- 摘录正文
##############################
我作为新进入镇子的人,成为了读梦者。早间和上校一起吃早餐,非晴天的时候四处走,描绘镇子地图,晚间去图书馆,和女孩一起吃饭,读古梦,尽管我对读梦的意义全然无知。镇子自给自足,人们各自为生,相安无事。这样瞎扯淡的日子可以来来回回没有尽头,毕竟这里就是世界尽头。在这光景里,冬天来了。除开天气寒冷,食物匮乏外,独角兽开始死亡。夜间冻死的独角兽,身体被焚烧,头被看门人用锋利的刀斧砍下,带着不知是谁的心,被排列在图书馆架子上。看门人邋遢的很,唯有这些刀斧铮亮洁净。
##############################
- 记录资料
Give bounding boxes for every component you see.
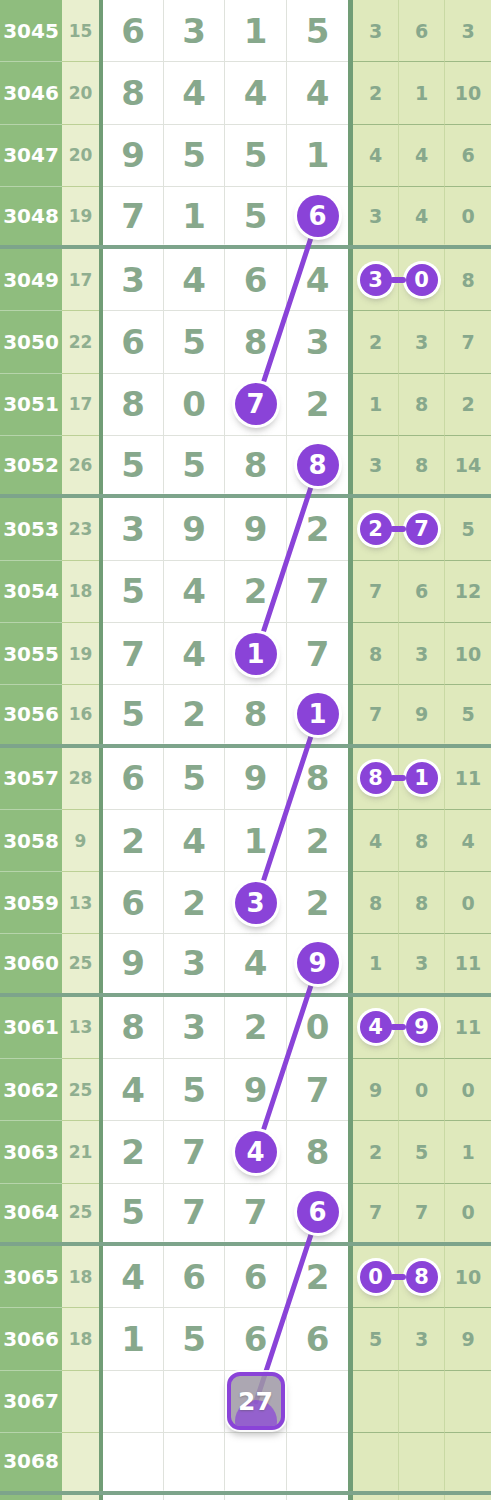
##############################
- 任务指令
A - 请将摘录正文中从“我作为新进入镇子的人,成为了”一直到“的很,唯有这些刀斧铮亮洁净。”的全部文字重新写出，并将其中的“看门人”改为“守门人”。
B - 根据摘录正文，冬天夜间冻死的独角兽，其头部由何人用何物砍下？

- 任务解答
A -
我作为新进入镇子的人,成为了读梦者。早间和上校一起吃早餐,非晴天的时候四处走,描绘镇子地图,晚间去图书馆,和女孩一起吃饭,读古梦,尽管我对读梦的意义全然无知。镇子自给自足,人们各自为生,相安无事。这样瞎扯淡的日子可以来来回回没有尽头,毕竟这里就是世界尽头。在这光景里,冬天来了。除开天气寒冷,食物匮乏外,独角兽开始死亡。夜间冻死的独角兽,身体被焚烧,头被守门人用锋利的刀斧砍下,带着不知是谁的心,被排列在图书馆架子上。守门人邋遢的很,唯有这些刀斧铮亮洁净。

B - 由看门人用锋利的刀斧砍下。